## [Aim of the task]
Out of the lines below, please list those that hold the string "Dáviddal".

## [Exercise materials]
● ● ● ● ●
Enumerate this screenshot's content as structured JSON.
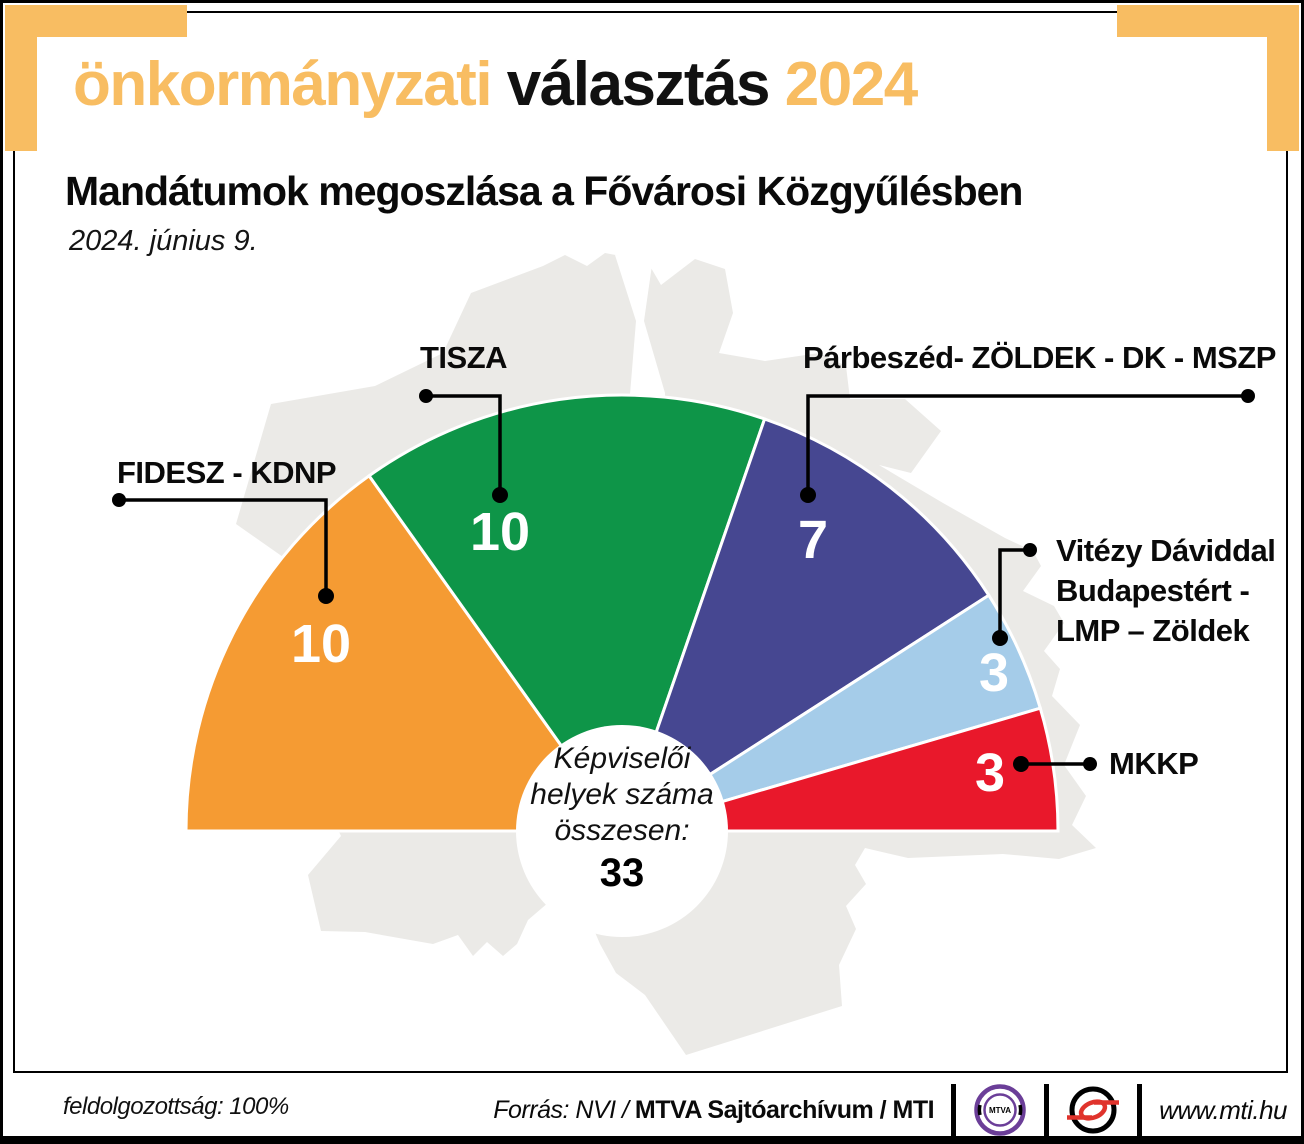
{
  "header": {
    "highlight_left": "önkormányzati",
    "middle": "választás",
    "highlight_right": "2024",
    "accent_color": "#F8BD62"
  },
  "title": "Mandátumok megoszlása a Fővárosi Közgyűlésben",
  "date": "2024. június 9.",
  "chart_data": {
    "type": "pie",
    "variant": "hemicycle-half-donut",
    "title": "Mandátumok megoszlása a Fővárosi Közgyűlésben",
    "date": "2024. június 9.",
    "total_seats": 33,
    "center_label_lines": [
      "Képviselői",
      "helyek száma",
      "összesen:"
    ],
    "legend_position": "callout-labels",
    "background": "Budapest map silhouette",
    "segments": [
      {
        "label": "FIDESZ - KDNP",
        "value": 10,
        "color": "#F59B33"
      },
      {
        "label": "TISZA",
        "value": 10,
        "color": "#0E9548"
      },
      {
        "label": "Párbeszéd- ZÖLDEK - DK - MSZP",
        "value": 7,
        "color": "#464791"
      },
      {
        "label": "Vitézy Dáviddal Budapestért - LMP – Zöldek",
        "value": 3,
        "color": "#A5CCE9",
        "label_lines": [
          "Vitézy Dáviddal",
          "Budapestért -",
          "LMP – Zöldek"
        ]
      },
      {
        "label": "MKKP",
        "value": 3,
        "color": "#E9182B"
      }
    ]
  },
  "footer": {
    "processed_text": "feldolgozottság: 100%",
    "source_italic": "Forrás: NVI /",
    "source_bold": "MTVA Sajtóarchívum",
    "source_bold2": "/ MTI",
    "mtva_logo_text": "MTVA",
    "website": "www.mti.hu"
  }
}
● ● ● ● ●
## [In response]
        "label": "Vitézy Dáviddal Budapestért - LMP – Zöldek",
          "Vitézy Dáviddal",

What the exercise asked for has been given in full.